Task description: Without the pictures, copy all the entries below exactly.

Dataset items:
═══
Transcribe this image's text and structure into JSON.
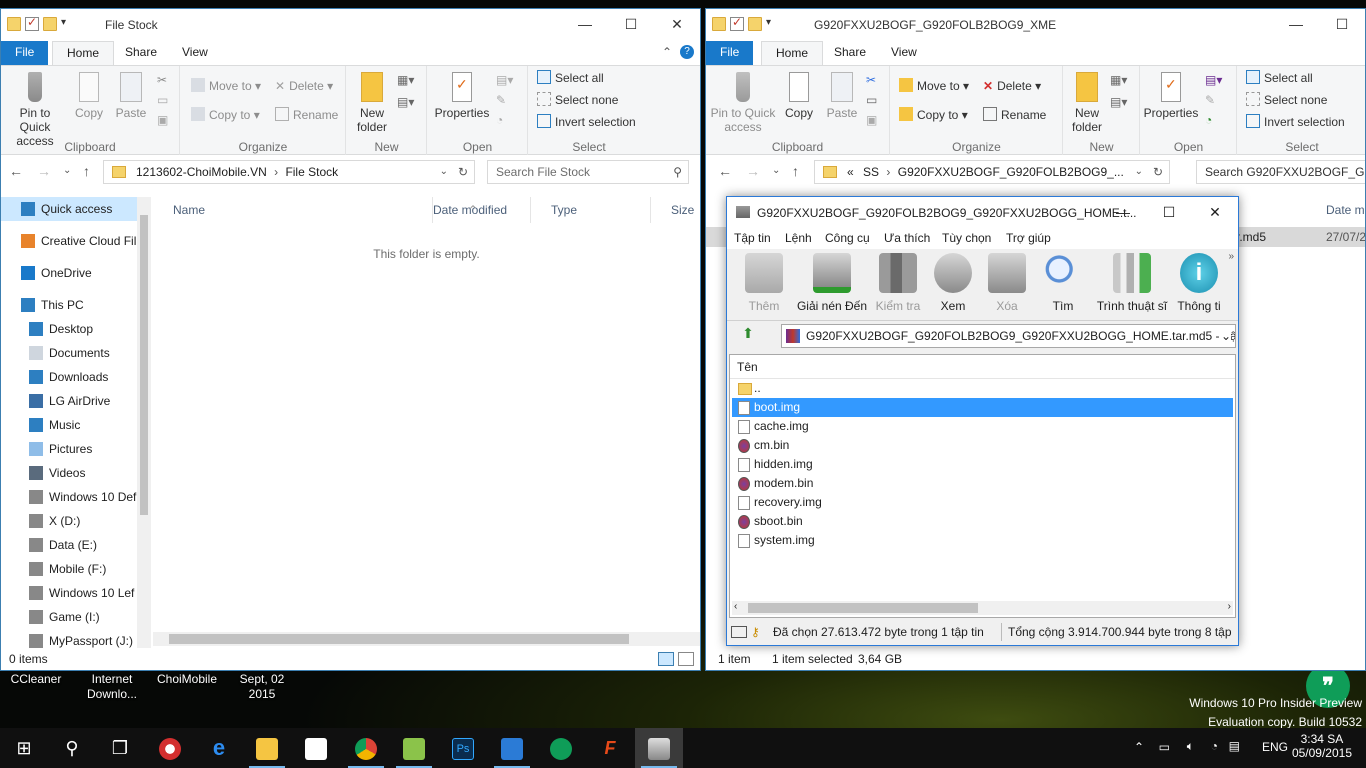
{
  "desktop": {
    "icons": [
      "CCleaner",
      "Internet Downlo...",
      "ChoiMobile",
      "Sept, 02 2015"
    ],
    "watermark_line1": "Windows 10 Pro Insider Preview",
    "watermark_line2": "Evaluation copy. Build 10532"
  },
  "left_window": {
    "title": "File Stock",
    "tabs": {
      "file": "File",
      "home": "Home",
      "share": "Share",
      "view": "View"
    },
    "ribbon": {
      "pin": "Pin to Quick access",
      "copy": "Copy",
      "paste": "Paste",
      "clipboard": "Clipboard",
      "move_to": "Move to",
      "copy_to": "Copy to",
      "delete": "Delete",
      "rename": "Rename",
      "organize": "Organize",
      "new_folder": "New folder",
      "new": "New",
      "properties": "Properties",
      "open": "Open",
      "select_all": "Select all",
      "select_none": "Select none",
      "invert_selection": "Invert selection",
      "select": "Select"
    },
    "address": {
      "crumb1": "1213602-ChoiMobile.VN",
      "sep": "›",
      "crumb2": "File Stock"
    },
    "search_placeholder": "Search File Stock",
    "nav": [
      "Quick access",
      "Creative Cloud Fil",
      "OneDrive",
      "This PC",
      "Desktop",
      "Documents",
      "Downloads",
      "LG AirDrive",
      "Music",
      "Pictures",
      "Videos",
      "Windows 10 Def",
      "X (D:)",
      "Data (E:)",
      "Mobile (F:)",
      "Windows 10 Lef",
      "Game (I:)",
      "MyPassport (J:)"
    ],
    "columns": {
      "name": "Name",
      "date": "Date modified",
      "type": "Type",
      "size": "Size"
    },
    "empty_text": "This folder is empty.",
    "status": "0 items"
  },
  "right_window": {
    "title": "G920FXXU2BOGF_G920FOLB2BOG9_XME",
    "tabs": {
      "file": "File",
      "home": "Home",
      "share": "Share",
      "view": "View"
    },
    "address": {
      "lead": "«",
      "crumb1": "SS",
      "sep": "›",
      "crumb2": "G920FXXU2BOGF_G920FOLB2BOG9_..."
    },
    "search_placeholder": "Search G920FXXU2BOGF_G92...",
    "date_header": "Date mo",
    "row_tail_name": "tar.md5",
    "row_tail_date": "27/07/2",
    "status_items": "1 item",
    "status_selected": "1 item selected",
    "status_size": "3,64 GB"
  },
  "winrar": {
    "title": "G920FXXU2BOGF_G920FOLB2BOG9_G920FXXU2BOGG_HOME.t...",
    "menu": [
      "Tập tin",
      "Lệnh",
      "Công cụ",
      "Ưa thích",
      "Tùy chọn",
      "Trợ giúp"
    ],
    "tools": [
      "Thêm",
      "Giải nén Đến",
      "Kiểm tra",
      "Xem",
      "Xóa",
      "Tìm",
      "Trình thuật sĩ",
      "Thông ti"
    ],
    "path": "G920FXXU2BOGF_G920FOLB2BOG9_G920FXXU2BOGG_HOME.tar.md5 - Tập tin",
    "column_name": "Tên",
    "files": [
      "..",
      "boot.img",
      "cache.img",
      "cm.bin",
      "hidden.img",
      "modem.bin",
      "recovery.img",
      "sboot.bin",
      "system.img"
    ],
    "selected": "boot.img",
    "status_left": "Đã chọn 27.613.472 byte trong 1 tập tin",
    "status_right": "Tổng cộng 3.914.700.944 byte trong 8 tập"
  },
  "taskbar": {
    "language": "ENG",
    "time": "3:34 SA",
    "date": "05/09/2015"
  },
  "colors": {
    "accent": "#1979ca",
    "selection": "#3399ff",
    "nav_selected": "#cce8ff"
  }
}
═══
Reply:
Transcribe this image's text and structure into JSON.
{
  "desktop": {
    "icons": [
      "CCleaner",
      "Internet Downlo...",
      "ChoiMobile",
      "Sept, 02 2015"
    ],
    "watermark_line1": "Windows 10 Pro Insider Preview",
    "watermark_line2": "Evaluation copy. Build 10532"
  },
  "left_window": {
    "title": "File Stock",
    "tabs": {
      "file": "File",
      "home": "Home",
      "share": "Share",
      "view": "View"
    },
    "ribbon": {
      "pin": "Pin to Quick access",
      "copy": "Copy",
      "paste": "Paste",
      "clipboard": "Clipboard",
      "move_to": "Move to",
      "copy_to": "Copy to",
      "delete": "Delete",
      "rename": "Rename",
      "organize": "Organize",
      "new_folder": "New folder",
      "new": "New",
      "properties": "Properties",
      "open": "Open",
      "select_all": "Select all",
      "select_none": "Select none",
      "invert_selection": "Invert selection",
      "select": "Select"
    },
    "address": {
      "crumb1": "1213602-ChoiMobile.VN",
      "sep": "›",
      "crumb2": "File Stock"
    },
    "search_placeholder": "Search File Stock",
    "nav": [
      "Quick access",
      "Creative Cloud Fil",
      "OneDrive",
      "This PC",
      "Desktop",
      "Documents",
      "Downloads",
      "LG AirDrive",
      "Music",
      "Pictures",
      "Videos",
      "Windows 10 Def",
      "X (D:)",
      "Data (E:)",
      "Mobile (F:)",
      "Windows 10 Lef",
      "Game (I:)",
      "MyPassport (J:)"
    ],
    "columns": {
      "name": "Name",
      "date": "Date modified",
      "type": "Type",
      "size": "Size"
    },
    "empty_text": "This folder is empty.",
    "status": "0 items"
  },
  "right_window": {
    "title": "G920FXXU2BOGF_G920FOLB2BOG9_XME",
    "tabs": {
      "file": "File",
      "home": "Home",
      "share": "Share",
      "view": "View"
    },
    "address": {
      "lead": "«",
      "crumb1": "SS",
      "sep": "›",
      "crumb2": "G920FXXU2BOGF_G920FOLB2BOG9_..."
    },
    "search_placeholder": "Search G920FXXU2BOGF_G92...",
    "date_header": "Date mo",
    "row_tail_name": "tar.md5",
    "row_tail_date": "27/07/2",
    "status_items": "1 item",
    "status_selected": "1 item selected",
    "status_size": "3,64 GB"
  },
  "winrar": {
    "title": "G920FXXU2BOGF_G920FOLB2BOG9_G920FXXU2BOGG_HOME.t...",
    "menu": [
      "Tập tin",
      "Lệnh",
      "Công cụ",
      "Ưa thích",
      "Tùy chọn",
      "Trợ giúp"
    ],
    "tools": [
      "Thêm",
      "Giải nén Đến",
      "Kiểm tra",
      "Xem",
      "Xóa",
      "Tìm",
      "Trình thuật sĩ",
      "Thông ti"
    ],
    "path": "G920FXXU2BOGF_G920FOLB2BOG9_G920FXXU2BOGG_HOME.tar.md5 - Tập tin",
    "column_name": "Tên",
    "files": [
      "..",
      "boot.img",
      "cache.img",
      "cm.bin",
      "hidden.img",
      "modem.bin",
      "recovery.img",
      "sboot.bin",
      "system.img"
    ],
    "selected": "boot.img",
    "status_left": "Đã chọn 27.613.472 byte trong 1 tập tin",
    "status_right": "Tổng cộng 3.914.700.944 byte trong 8 tập"
  },
  "taskbar": {
    "language": "ENG",
    "time": "3:34 SA",
    "date": "05/09/2015"
  },
  "colors": {
    "accent": "#1979ca",
    "selection": "#3399ff",
    "nav_selected": "#cce8ff"
  }
}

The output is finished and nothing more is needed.